Requirement A:
Please print the passage from the text on Cajamar's municipal symbols: begin at the words "The coat of arms, flag" and stop after the words "coat of arms.".
Requirement B:
Summarize the text on Cajamar's municipal symbols in two sentences.

Excerpt provided:
[start]
The coat of arms, flag and anthem are prescribed as the municipal
symbols, to be adopted by a separate Law, in Article 3 of the
Municipal Constitution, last amended 13 September 2006.
http://www.camaracajamar.sp.gov.br/portal/leiorganica.html -
Municipal Constitution
The flag is white with a red saltire fimbriated blue. In the middle is placed a white rectangle charged with the municipal coat of arms.
Photos of the flag
http://pedalarmaquinadotempo.blogspot.fr/2010/05/voltei.html
http://www.cajamar.sp.gov.br/v2/?exibe=premios&canal=texto&id=1447
http://www.cajamar.sp.gov.br/v2/?exibe=juridico&canal=texto&id=1320
The coat of arms of Cajamar is "a Samnitic shield, argent a Cross of the Order of Christ cantoned with four 'araças'* vert spotted sable [spots not shown on the drawing], a chief azure charged with two stars or [argent on the drawing]. The shield surmounted by a four-towered mural crown argent ports sable. The shield supported by two branches of 'araçazeiros'* flowered and fructed proper [no fruit shown on the drawing]. Below the shield a scroll gules inscribed with the motto 'JUSTITIA ET FIDE CONSERVABITUR' argent."
[end]
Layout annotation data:
[start]
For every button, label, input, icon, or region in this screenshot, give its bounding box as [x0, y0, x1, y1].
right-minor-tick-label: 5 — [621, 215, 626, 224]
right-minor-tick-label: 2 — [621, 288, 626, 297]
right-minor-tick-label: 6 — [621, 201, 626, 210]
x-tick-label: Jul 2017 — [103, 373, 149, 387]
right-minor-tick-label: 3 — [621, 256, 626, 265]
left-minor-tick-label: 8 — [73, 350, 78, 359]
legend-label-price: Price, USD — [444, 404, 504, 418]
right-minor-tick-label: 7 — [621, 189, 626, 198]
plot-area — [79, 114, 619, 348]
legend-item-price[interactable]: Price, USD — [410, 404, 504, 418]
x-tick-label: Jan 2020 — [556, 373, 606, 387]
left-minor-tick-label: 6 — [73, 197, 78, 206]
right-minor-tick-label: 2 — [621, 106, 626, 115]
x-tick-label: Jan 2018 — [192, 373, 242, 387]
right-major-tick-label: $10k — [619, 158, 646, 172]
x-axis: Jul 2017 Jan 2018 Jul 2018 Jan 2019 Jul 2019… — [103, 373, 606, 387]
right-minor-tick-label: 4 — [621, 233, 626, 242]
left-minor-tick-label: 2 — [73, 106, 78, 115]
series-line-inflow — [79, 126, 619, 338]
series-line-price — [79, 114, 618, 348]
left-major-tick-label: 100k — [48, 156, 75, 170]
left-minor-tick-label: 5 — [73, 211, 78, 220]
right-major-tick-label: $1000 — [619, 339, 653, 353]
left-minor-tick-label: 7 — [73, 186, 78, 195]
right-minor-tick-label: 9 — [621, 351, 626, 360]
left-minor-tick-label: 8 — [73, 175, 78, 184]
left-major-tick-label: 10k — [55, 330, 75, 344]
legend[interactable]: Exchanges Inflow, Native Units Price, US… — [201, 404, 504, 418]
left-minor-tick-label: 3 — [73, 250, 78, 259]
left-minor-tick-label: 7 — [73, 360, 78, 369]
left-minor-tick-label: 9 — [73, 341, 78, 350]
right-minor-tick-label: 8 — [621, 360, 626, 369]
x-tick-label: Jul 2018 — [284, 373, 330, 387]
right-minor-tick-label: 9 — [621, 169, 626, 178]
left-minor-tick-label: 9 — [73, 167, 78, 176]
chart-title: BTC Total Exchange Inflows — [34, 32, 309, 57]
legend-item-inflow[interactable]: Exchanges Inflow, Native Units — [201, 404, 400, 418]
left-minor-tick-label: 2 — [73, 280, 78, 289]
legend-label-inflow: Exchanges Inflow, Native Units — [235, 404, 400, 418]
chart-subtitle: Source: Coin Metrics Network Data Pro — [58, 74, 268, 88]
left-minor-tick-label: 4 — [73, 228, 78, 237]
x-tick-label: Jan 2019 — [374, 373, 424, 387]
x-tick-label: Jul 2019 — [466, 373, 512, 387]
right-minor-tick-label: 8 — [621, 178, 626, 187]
[end]
Exercise response A:
The coat of arms, flag and anthem are prescribed as the municipal
symbols, to be adopted by a separate Law, in Article 3 of the
Municipal Constitution, last amended 13 September 2006.
http://www.camaracajamar.sp.gov.br/portal/leiorganica.html -
Municipal Constitution
The flag is white with a red saltire fimbriated blue. In the middle is placed a white rectangle charged with the municipal coat of arms.

Exercise response B:
Article 3 of the Municipal Constitution, last amended 13 September 2006, prescribes a coat of arms, a flag and an anthem as the municipal symbols, to be adopted by a separate law. The flag is white with a red saltire fimbriated blue and a central white rectangle bearing the coat of arms, which is a silver Samnitic shield with a Cross of the Order of Christ and four green araças under a blue chief with two stars, topped by a mural crown, supported by flowering araçazeiro branches, and set above a red scroll with the motto "JUSTITIA ET FIDE CONSERVABITUR".